# start of DATA TO USE

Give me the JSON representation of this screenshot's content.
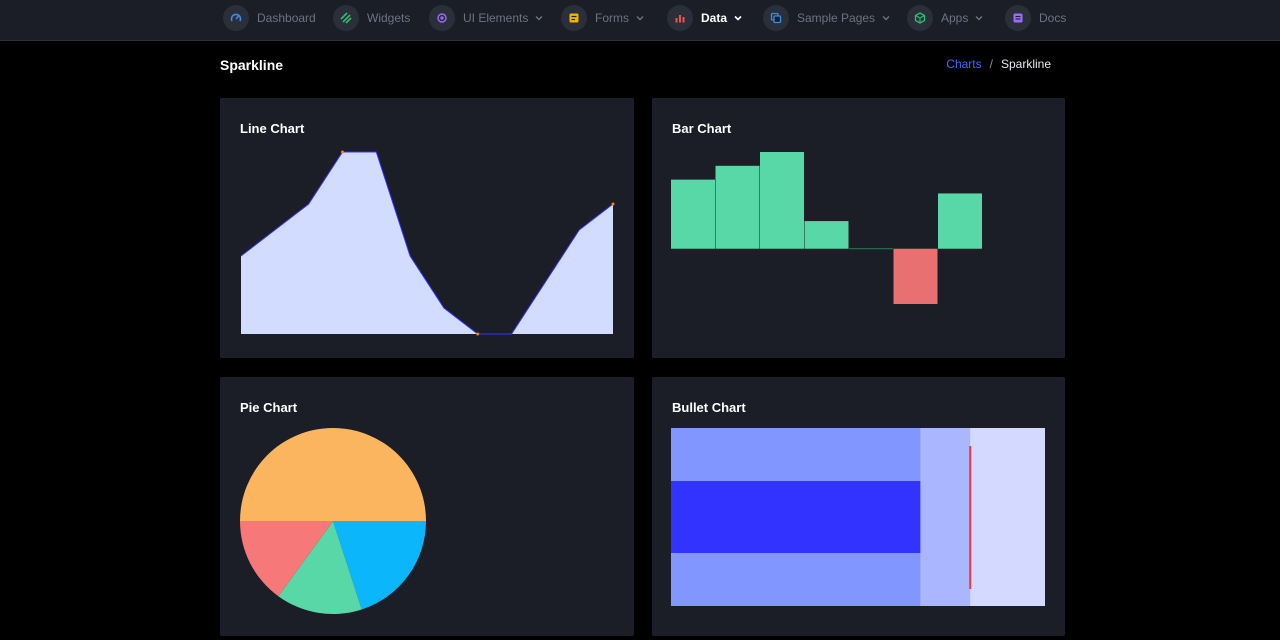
{
  "nav": {
    "items": [
      {
        "label": "Dashboard",
        "icon": "gauge-icon",
        "color": "#3a8dde",
        "dropdown": false,
        "active": false
      },
      {
        "label": "Widgets",
        "icon": "widgets-icon",
        "color": "#2fbf71",
        "dropdown": false,
        "active": false
      },
      {
        "label": "UI Elements",
        "icon": "target-icon",
        "color": "#9b6bff",
        "dropdown": true,
        "active": false
      },
      {
        "label": "Forms",
        "icon": "form-icon",
        "color": "#f4b400",
        "dropdown": true,
        "active": false
      },
      {
        "label": "Data",
        "icon": "chart-icon",
        "color": "#ef5350",
        "dropdown": true,
        "active": true
      },
      {
        "label": "Sample Pages",
        "icon": "copy-icon",
        "color": "#3a8dde",
        "dropdown": true,
        "active": false
      },
      {
        "label": "Apps",
        "icon": "cube-icon",
        "color": "#2fbf71",
        "dropdown": true,
        "active": false
      },
      {
        "label": "Docs",
        "icon": "docs-icon",
        "color": "#9b6bff",
        "dropdown": false,
        "active": false
      }
    ]
  },
  "page": {
    "title": "Sparkline",
    "breadcrumb": {
      "link": "Charts",
      "separator": "/",
      "current": "Sparkline"
    }
  },
  "cards": {
    "line": {
      "title": "Line Chart"
    },
    "bar": {
      "title": "Bar Chart"
    },
    "pie": {
      "title": "Pie Chart"
    },
    "bullet": {
      "title": "Bullet Chart"
    }
  },
  "chart_data": [
    {
      "type": "area",
      "x": [
        1,
        2,
        3,
        4,
        5,
        6,
        7,
        8,
        9,
        10,
        11,
        12
      ],
      "values": [
        5,
        6,
        7,
        9,
        9,
        5,
        3,
        2,
        2,
        4,
        6,
        7
      ],
      "ylim": [
        2,
        9
      ],
      "colors": {
        "fill": "#d2dcff",
        "line": "#3333ff",
        "marker": "#ff7f0e"
      }
    },
    {
      "type": "bar",
      "values": [
        5,
        6,
        7,
        2,
        0,
        -4,
        4
      ],
      "ylim": [
        -4,
        7
      ],
      "colors": {
        "positive": "#58d8a6",
        "negative": "#e87070",
        "zero": "#2a7f52"
      }
    },
    {
      "type": "pie",
      "values": [
        50,
        20,
        15,
        15
      ],
      "colors": [
        "#fbb55e",
        "#0bb6fa",
        "#58d8a6",
        "#f67878"
      ]
    },
    {
      "type": "bullet",
      "performance": 10,
      "target": 12,
      "ranges": [
        15,
        12,
        10
      ],
      "colors": {
        "ranges": [
          "#d3d9ff",
          "#aab6ff",
          "#8196ff"
        ],
        "performance": "#3333ff",
        "target": "#ff3333"
      }
    }
  ]
}
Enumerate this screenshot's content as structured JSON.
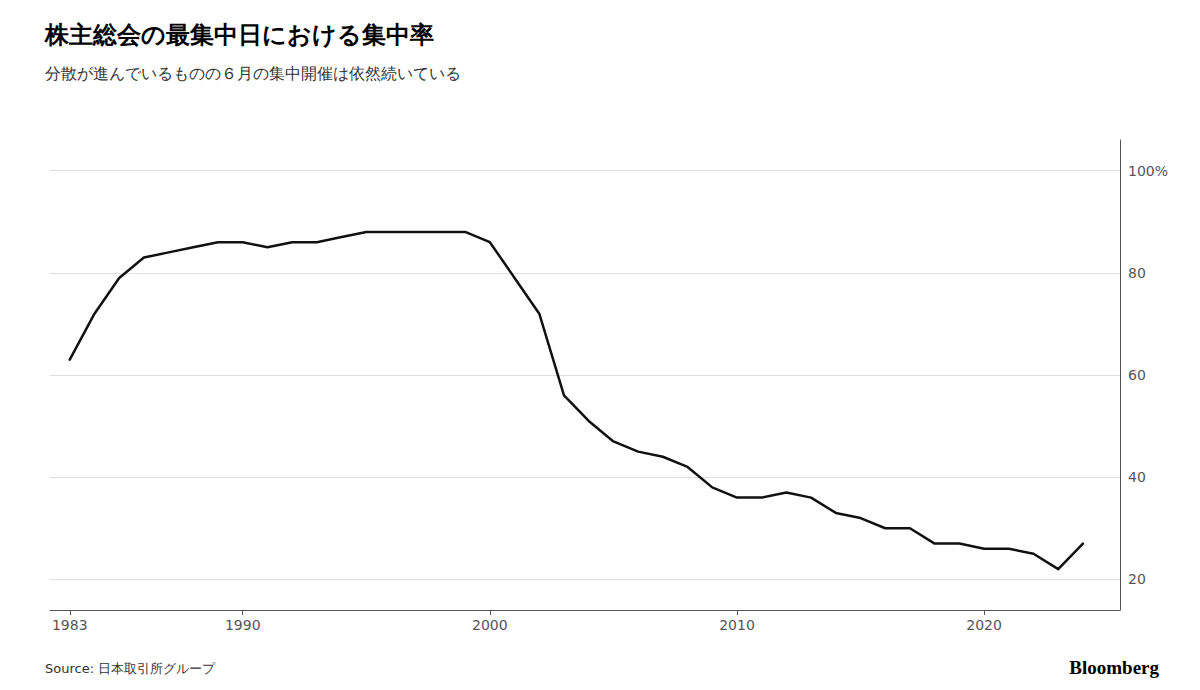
{
  "chart_data": {
    "type": "line",
    "title": "株主総会の最集中日における集中率",
    "subtitle": "分散が進んでいるものの６月の集中開催は依然続いている",
    "annotations": [
      "Source: 日本取引所グループ",
      "Bloomberg"
    ],
    "x": [
      1983,
      1984,
      1985,
      1986,
      1987,
      1988,
      1989,
      1990,
      1991,
      1992,
      1993,
      1994,
      1995,
      1996,
      1997,
      1998,
      1999,
      2000,
      2001,
      2002,
      2003,
      2004,
      2005,
      2006,
      2007,
      2008,
      2009,
      2010,
      2011,
      2012,
      2013,
      2014,
      2015,
      2016,
      2017,
      2018,
      2019,
      2020,
      2021,
      2022,
      2023,
      2024
    ],
    "values": [
      63,
      72,
      79,
      83,
      84,
      85,
      86,
      86,
      85,
      86,
      86,
      87,
      88,
      88,
      88,
      88,
      88,
      86,
      79,
      72,
      56,
      51,
      47,
      45,
      44,
      42,
      38,
      36,
      36,
      37,
      36,
      33,
      32,
      30,
      30,
      27,
      27,
      26,
      26,
      25,
      22,
      27
    ],
    "color": "#111111",
    "xlim": [
      1982.2,
      2025.5
    ],
    "xticks": [
      1983,
      1990,
      2000,
      2010,
      2020
    ],
    "ylim": [
      14,
      106
    ],
    "yticks": [
      20,
      40,
      60,
      80,
      {
        "value": 100,
        "label": "100%"
      }
    ],
    "grid": true
  }
}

# end of DATA TO USE

__GIVEN TASK__
Copy out all lines from the material above that contain the string "performance".

__COMPLETED TASK__
      "performance": 10,
        "performance": "#3333ff",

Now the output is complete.